_Exercise requirements:_
Output all the material that follows, exactly as given.
╭─ Input
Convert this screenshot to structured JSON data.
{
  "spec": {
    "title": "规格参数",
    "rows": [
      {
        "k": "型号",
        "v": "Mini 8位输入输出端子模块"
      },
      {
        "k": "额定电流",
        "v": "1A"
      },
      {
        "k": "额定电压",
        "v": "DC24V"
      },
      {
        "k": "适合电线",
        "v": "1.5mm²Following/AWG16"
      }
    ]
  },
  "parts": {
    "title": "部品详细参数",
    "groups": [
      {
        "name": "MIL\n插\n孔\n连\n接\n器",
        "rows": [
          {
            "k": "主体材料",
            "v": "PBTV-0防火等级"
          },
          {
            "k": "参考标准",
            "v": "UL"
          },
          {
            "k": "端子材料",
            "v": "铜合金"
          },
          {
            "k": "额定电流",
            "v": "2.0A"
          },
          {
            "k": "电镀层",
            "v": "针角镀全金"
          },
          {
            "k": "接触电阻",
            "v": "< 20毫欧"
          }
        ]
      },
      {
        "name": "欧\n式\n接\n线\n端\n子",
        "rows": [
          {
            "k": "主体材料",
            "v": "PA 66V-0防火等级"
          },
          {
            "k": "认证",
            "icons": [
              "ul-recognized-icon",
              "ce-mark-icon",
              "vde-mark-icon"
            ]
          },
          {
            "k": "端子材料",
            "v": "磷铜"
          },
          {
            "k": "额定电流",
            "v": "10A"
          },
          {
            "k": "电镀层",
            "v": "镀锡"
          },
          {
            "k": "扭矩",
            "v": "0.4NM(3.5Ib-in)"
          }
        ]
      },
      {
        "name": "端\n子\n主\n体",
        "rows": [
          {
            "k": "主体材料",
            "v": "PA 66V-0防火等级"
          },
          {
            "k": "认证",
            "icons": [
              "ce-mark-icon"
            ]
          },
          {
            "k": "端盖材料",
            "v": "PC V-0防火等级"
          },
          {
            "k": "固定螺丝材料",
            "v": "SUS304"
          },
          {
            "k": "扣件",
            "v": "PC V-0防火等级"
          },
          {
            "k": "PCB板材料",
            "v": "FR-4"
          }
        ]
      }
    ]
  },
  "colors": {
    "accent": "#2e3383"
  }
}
╰─
_Task result:_
Convert this screenshot to structured JSON data.
{
  "spec": {
    "title": "规格参数",
    "rows": [
      {
        "k": "型号",
        "v": "Mini 8位输入输出端子模块"
      },
      {
        "k": "额定电流",
        "v": "1A"
      },
      {
        "k": "额定电压",
        "v": "DC24V"
      },
      {
        "k": "适合电线",
        "v": "1.5mm²Following/AWG16"
      }
    ]
  },
  "parts": {
    "title": "部品详细参数",
    "groups": [
      {
        "name": "MIL\n插\n孔\n连\n接\n器",
        "rows": [
          {
            "k": "主体材料",
            "v": "PBTV-0防火等级"
          },
          {
            "k": "参考标准",
            "v": "UL"
          },
          {
            "k": "端子材料",
            "v": "铜合金"
          },
          {
            "k": "额定电流",
            "v": "2.0A"
          },
          {
            "k": "电镀层",
            "v": "针角镀全金"
          },
          {
            "k": "接触电阻",
            "v": "< 20毫欧"
          }
        ]
      },
      {
        "name": "欧\n式\n接\n线\n端\n子",
        "rows": [
          {
            "k": "主体材料",
            "v": "PA 66V-0防火等级"
          },
          {
            "k": "认证",
            "icons": [
              "ul-recognized-icon",
              "ce-mark-icon",
              "vde-mark-icon"
            ]
          },
          {
            "k": "端子材料",
            "v": "磷铜"
          },
          {
            "k": "额定电流",
            "v": "10A"
          },
          {
            "k": "电镀层",
            "v": "镀锡"
          },
          {
            "k": "扭矩",
            "v": "0.4NM(3.5Ib-in)"
          }
        ]
      },
      {
        "name": "端\n子\n主\n体",
        "rows": [
          {
            "k": "主体材料",
            "v": "PA 66V-0防火等级"
          },
          {
            "k": "认证",
            "icons": [
              "ce-mark-icon"
            ]
          },
          {
            "k": "端盖材料",
            "v": "PC V-0防火等级"
          },
          {
            "k": "固定螺丝材料",
            "v": "SUS304"
          },
          {
            "k": "扣件",
            "v": "PC V-0防火等级"
          },
          {
            "k": "PCB板材料",
            "v": "FR-4"
          }
        ]
      }
    ]
  },
  "colors": {
    "accent": "#2e3383"
  }
}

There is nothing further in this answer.